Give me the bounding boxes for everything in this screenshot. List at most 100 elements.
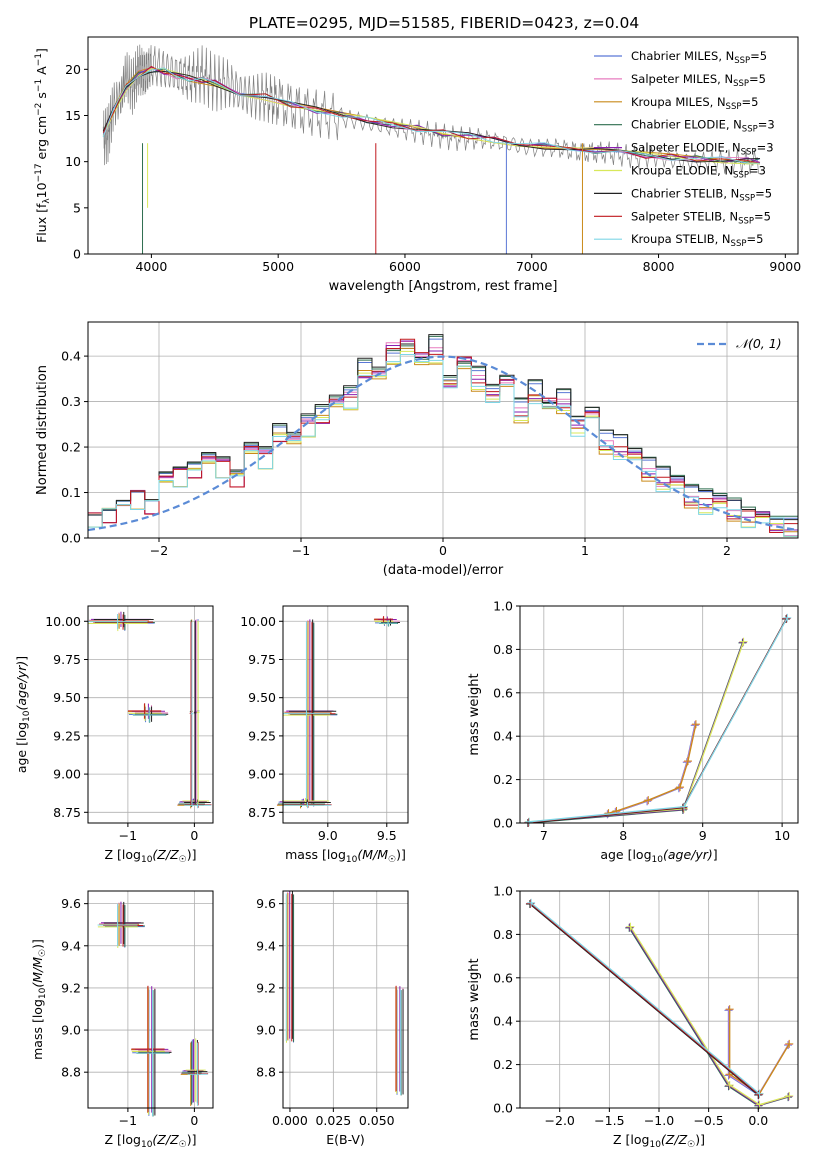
y-tick-label: 1.0 [493, 884, 513, 899]
y-tick-label: 9.00 [53, 767, 81, 782]
y-tick-label: 0.2 [493, 1057, 513, 1072]
y-axis-label: Normed distribution [35, 365, 50, 495]
y-tick-label: 0.2 [61, 440, 81, 455]
x-tick-label: −1.5 [594, 1113, 624, 1128]
x-axis-label: (data-model)/error [383, 563, 504, 578]
y-tick-label: 10 [65, 154, 81, 169]
weight-vs-age-panel: 7 8 9 10 0.0 0.2 0.4 0.6 0.8 1.0 mass weight age [l… [467, 599, 799, 865]
y-tick-label: 0.4 [61, 349, 81, 364]
x-tick-label: 0.0 [748, 1113, 768, 1128]
y-tick-label: 0.0 [493, 816, 513, 831]
y-tick-label: 9.50 [248, 690, 276, 705]
y-tick-label: 0.2 [493, 772, 513, 787]
x-tick-label: 6000 [389, 259, 421, 274]
normal-curve [87, 355, 799, 532]
x-axis-label: Z [log10(Z/Z☉)] [105, 1132, 197, 1150]
y-tick-label: 8.8 [256, 1065, 276, 1080]
weight-vs-metallicity-panel: −2.0 −1.5 −1.0 −0.5 0.0 0.0 0.2 0.4 0.6 0.8 1.0 mas… [467, 884, 799, 1150]
residuals-panel: −2 −1 0 1 2 0.0 0.1 0.2 0.3 0.4 (data-model)/error… [35, 321, 799, 578]
y-tick-label: 5 [73, 200, 81, 215]
y-tick-label: 1.0 [493, 599, 513, 614]
data-spectrum-line [102, 44, 759, 175]
y-tick-label: 0.3 [61, 394, 81, 409]
y-axis-label: mass [log10(M/M☉)] [30, 939, 48, 1060]
x-tick-label: 5000 [262, 259, 294, 274]
mass-vs-metallicity-panel: −1 0 8.8 9.0 9.2 9.4 9.6 Z [log10(Z/Z☉)] mass [l… [30, 890, 214, 1150]
x-tick-label: 9.0 [318, 828, 338, 843]
y-tick-label: 9.4 [256, 938, 276, 953]
weight-line [629, 926, 790, 1106]
axes-frame [282, 890, 409, 1109]
x-tick-label: −1 [119, 828, 137, 843]
x-axis-label: age [log10(age/yr)] [600, 847, 717, 865]
y-tick-label: 9.6 [256, 896, 276, 911]
y-tick-label: 20 [65, 62, 81, 77]
y-tick-label: 8.8 [61, 1065, 81, 1080]
spectrum-panel: 4000 5000 6000 7000 8000 9000 0 5 10 15 20 waveleng… [34, 36, 801, 294]
y-tick-label: 9.0 [61, 1023, 81, 1038]
y-axis-label: mass weight [467, 958, 482, 1040]
y-tick-label: 0.0 [493, 1101, 513, 1116]
weight-line [530, 902, 760, 1095]
x-tick-label: −1 [292, 543, 310, 558]
y-axis-label: Flux [fλ10−17 erg cm−2 s−1 A−1] [34, 48, 52, 243]
legend-label: Chabrier MILES, NSSP=5 [631, 49, 767, 66]
y-tick-label: 9.25 [248, 728, 276, 743]
y-tick-label: 9.00 [248, 767, 276, 782]
x-tick-label: 0.050 [359, 1113, 395, 1128]
figure-title: PLATE=0295, MJD=51585, FIBERID=0423, z=0… [249, 14, 639, 32]
x-tick-label: −1 [119, 1113, 137, 1128]
axes-frame [519, 605, 799, 824]
legend-label: Kroupa STELIB, NSSP=5 [631, 232, 763, 249]
x-tick-label: 9 [699, 828, 707, 843]
x-tick-label: 0 [190, 828, 198, 843]
x-tick-label: 4000 [135, 259, 167, 274]
y-tick-label: 8.75 [53, 805, 81, 820]
x-axis-label: wavelength [Angstrom, rest frame] [329, 279, 558, 294]
y-tick-label: 10.00 [45, 614, 81, 629]
histogram-step-9 [88, 354, 798, 537]
x-tick-label: 8000 [643, 259, 675, 274]
x-tick-label: 1 [581, 543, 589, 558]
age-vs-mass-panel: 9.0 9.5 8.75 9.00 9.25 9.50 9.75 10.00 mass [log… [240, 605, 409, 865]
legend-label: Salpeter STELIB, NSSP=5 [631, 209, 771, 226]
axes-frame [87, 36, 799, 255]
y-tick-label: 9.25 [53, 728, 81, 743]
legend-label: Chabrier ELODIE, NSSP=3 [631, 118, 775, 135]
y-tick-label: 9.2 [61, 980, 81, 995]
x-tick-label: −0.5 [693, 1113, 723, 1128]
x-axis-label: Z [log10(Z/Z☉)] [105, 847, 197, 865]
y-axis-label: mass weight [467, 673, 482, 755]
legend-label: Kroupa MILES, NSSP=5 [631, 95, 758, 112]
x-tick-label: 9.5 [377, 828, 397, 843]
x-tick-label: −2.0 [545, 1113, 575, 1128]
weight-line [530, 902, 760, 1095]
x-tick-label: −2 [150, 543, 168, 558]
x-tick-label: 0 [190, 1113, 198, 1128]
y-tick-label: 0.0 [61, 531, 81, 546]
y-tick-label: 9.50 [53, 690, 81, 705]
y-tick-label: 9.4 [61, 938, 81, 953]
y-tick-label: 10.00 [240, 614, 276, 629]
axes-frame [87, 605, 214, 824]
y-tick-label: 9.0 [256, 1023, 276, 1038]
weight-line [529, 617, 788, 823]
x-tick-label: 0.025 [315, 1113, 351, 1128]
x-tick-label: 0.000 [272, 1113, 308, 1128]
x-tick-label: 2 [723, 543, 731, 558]
legend-label: Salpeter ELODIE, NSSP=3 [631, 141, 774, 158]
y-tick-label: 0 [73, 247, 81, 262]
y-tick-label: 9.75 [53, 652, 81, 667]
x-tick-label: 8 [619, 828, 627, 843]
weight-line [629, 926, 789, 1106]
x-tick-label: −1.0 [644, 1113, 674, 1128]
legend-label: 𝒩(0, 1) [736, 336, 782, 351]
axes-frame [282, 605, 409, 824]
model-line-8 [102, 65, 761, 164]
x-tick-label: 9000 [769, 259, 801, 274]
model-line-9 [102, 67, 760, 164]
x-tick-label: 0 [439, 543, 447, 558]
x-axis-label: Z [log10(Z/Z☉)] [613, 1132, 705, 1150]
y-tick-label: 0.1 [61, 485, 81, 500]
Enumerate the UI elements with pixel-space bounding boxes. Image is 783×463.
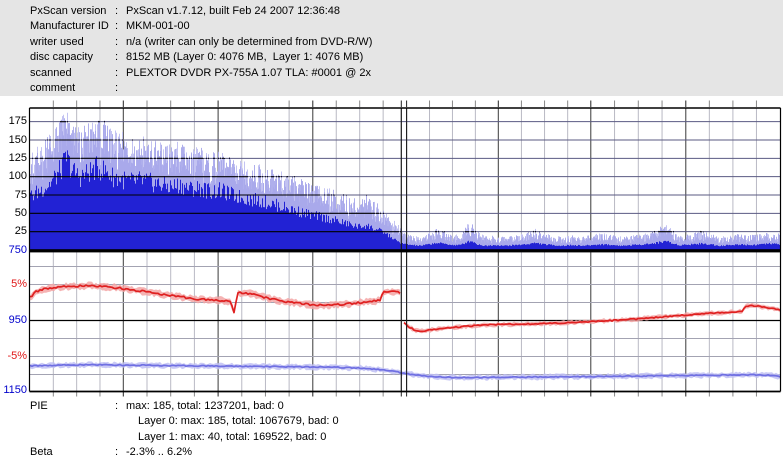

####################

### [TO DO]
Quote all of the material above word for word, leaving out the pictures.

### [SOLUTION TO THIS EXERCISE]
Give me the bounding boxes for everything in this screenshot. List at most 100 elements.
y-tick-label: 1.0 [493, 884, 513, 899]
y-tick-label: 9.00 [53, 767, 81, 782]
y-tick-label: 0.2 [493, 1057, 513, 1072]
y-axis-label: Normed distribution [35, 365, 50, 495]
y-tick-label: 0.2 [61, 440, 81, 455]
x-tick-label: −1.5 [594, 1113, 624, 1128]
x-axis-label: (data-model)/error [383, 563, 504, 578]
y-tick-label: 10 [65, 154, 81, 169]
weight-vs-age-panel: 7 8 9 10 0.0 0.2 0.4 0.6 0.8 1.0 mass weight age [l… [467, 599, 799, 865]
y-tick-label: 0.4 [61, 349, 81, 364]
x-tick-label: 0.0 [748, 1113, 768, 1128]
y-tick-label: 0.0 [493, 816, 513, 831]
y-tick-label: 9.50 [248, 690, 276, 705]
y-tick-label: 0.2 [493, 772, 513, 787]
x-tick-label: 6000 [389, 259, 421, 274]
normal-curve [87, 355, 799, 532]
x-axis-label: Z [log10(Z/Z☉)] [105, 1132, 197, 1150]
y-tick-label: 8.8 [256, 1065, 276, 1080]
weight-vs-metallicity-panel: −2.0 −1.5 −1.0 −0.5 0.0 0.0 0.2 0.4 0.6 0.8 1.0 mas… [467, 884, 799, 1150]
residuals-panel: −2 −1 0 1 2 0.0 0.1 0.2 0.3 0.4 (data-model)/error… [35, 321, 799, 578]
y-tick-label: 5 [73, 200, 81, 215]
y-tick-label: 1.0 [493, 599, 513, 614]
data-spectrum-line [102, 44, 759, 175]
y-tick-label: 0.3 [61, 394, 81, 409]
y-axis-label: mass [log10(M/M☉)] [30, 939, 48, 1060]
x-tick-label: 5000 [262, 259, 294, 274]
mass-vs-metallicity-panel: −1 0 8.8 9.0 9.2 9.4 9.6 Z [log10(Z/Z☉)] mass [l… [30, 890, 214, 1150]
x-tick-label: 9.0 [318, 828, 338, 843]
y-tick-label: 9.4 [256, 938, 276, 953]
weight-line [629, 926, 790, 1106]
axes-frame [282, 890, 409, 1109]
x-tick-label: −1 [119, 828, 137, 843]
x-axis-label: age [log10(age/yr)] [600, 847, 717, 865]
y-tick-label: 9.6 [256, 896, 276, 911]
y-tick-label: 20 [65, 62, 81, 77]
y-tick-label: 8.8 [61, 1065, 81, 1080]
spectrum-panel: 4000 5000 6000 7000 8000 9000 0 5 10 15 20 waveleng… [34, 36, 801, 294]
y-tick-label: 9.0 [61, 1023, 81, 1038]
y-axis-label: mass weight [467, 958, 482, 1040]
y-tick-label: 0.0 [493, 1101, 513, 1116]
weight-line [530, 902, 760, 1095]
x-tick-label: −1 [292, 543, 310, 558]
y-axis-label: Flux [fλ10−17 erg cm−2 s−1 A−1] [34, 48, 52, 243]
legend-label: Chabrier MILES, NSSP=5 [631, 49, 767, 66]
y-tick-label: 9.25 [248, 728, 276, 743]
y-tick-label: 9.00 [248, 767, 276, 782]
x-tick-label: 0.050 [359, 1113, 395, 1128]
figure-title: PLATE=0295, MJD=51585, FIBERID=0423, z=0… [249, 14, 639, 32]
x-tick-label: −1 [119, 1113, 137, 1128]
axes-frame [519, 605, 799, 824]
legend-label: Kroupa STELIB, NSSP=5 [631, 232, 763, 249]
x-tick-label: 9 [699, 828, 707, 843]
x-tick-label: 0 [190, 828, 198, 843]
x-tick-label: 4000 [135, 259, 167, 274]
y-tick-label: 8.75 [53, 805, 81, 820]
x-axis-label: wavelength [Angstrom, rest frame] [329, 279, 558, 294]
y-tick-label: 10.00 [45, 614, 81, 629]
histogram-step-9 [88, 354, 798, 537]
x-tick-label: 8000 [643, 259, 675, 274]
x-tick-label: 1 [581, 543, 589, 558]
age-vs-mass-panel: 9.0 9.5 8.75 9.00 9.25 9.50 9.75 10.00 mass [log… [240, 605, 409, 865]
legend-label: Salpeter STELIB, NSSP=5 [631, 209, 771, 226]
axes-frame [87, 36, 799, 255]
y-tick-label: 9.25 [53, 728, 81, 743]
legend-label: Chabrier ELODIE, NSSP=3 [631, 118, 775, 135]
y-tick-label: 9.2 [61, 980, 81, 995]
x-tick-label: −0.5 [693, 1113, 723, 1128]
x-axis-label: Z [log10(Z/Z☉)] [105, 847, 197, 865]
y-axis-label: mass weight [467, 673, 482, 755]
legend-label: Kroupa MILES, NSSP=5 [631, 95, 758, 112]
x-tick-label: 9.5 [377, 828, 397, 843]
x-tick-label: −2.0 [545, 1113, 575, 1128]
weight-line [530, 902, 760, 1095]
x-tick-label: −2 [150, 543, 168, 558]
x-tick-label: 0 [190, 1113, 198, 1128]
y-tick-label: 0.0 [61, 531, 81, 546]
y-tick-label: 9.50 [53, 690, 81, 705]
y-tick-label: 9.4 [61, 938, 81, 953]
y-tick-label: 10.00 [240, 614, 276, 629]
axes-frame [87, 605, 214, 824]
y-tick-label: 9.0 [256, 1023, 276, 1038]
weight-line [529, 617, 788, 823]
x-tick-label: 0.025 [315, 1113, 351, 1128]
x-tick-label: 0.000 [272, 1113, 308, 1128]
x-tick-label: 2 [723, 543, 731, 558]
legend-label: Salpeter ELODIE, NSSP=3 [631, 141, 774, 158]
y-tick-label: 0 [73, 247, 81, 262]
y-tick-label: 9.75 [53, 652, 81, 667]
x-tick-label: 8 [619, 828, 627, 843]
weight-line [629, 926, 789, 1106]
x-tick-label: −1.0 [644, 1113, 674, 1128]
legend-label: 𝒩(0, 1) [736, 336, 782, 351]
axes-frame [282, 605, 409, 824]
model-line-8 [102, 65, 761, 164]
x-tick-label: 9000 [769, 259, 801, 274]
model-line-9 [102, 67, 760, 164]
x-tick-label: 0 [439, 543, 447, 558]
x-axis-label: Z [log10(Z/Z☉)] [613, 1132, 705, 1150]
y-tick-label: 0.1 [61, 485, 81, 500]
Enumerate the UI elements with pixel-space bounding boxes. Image is 783×463.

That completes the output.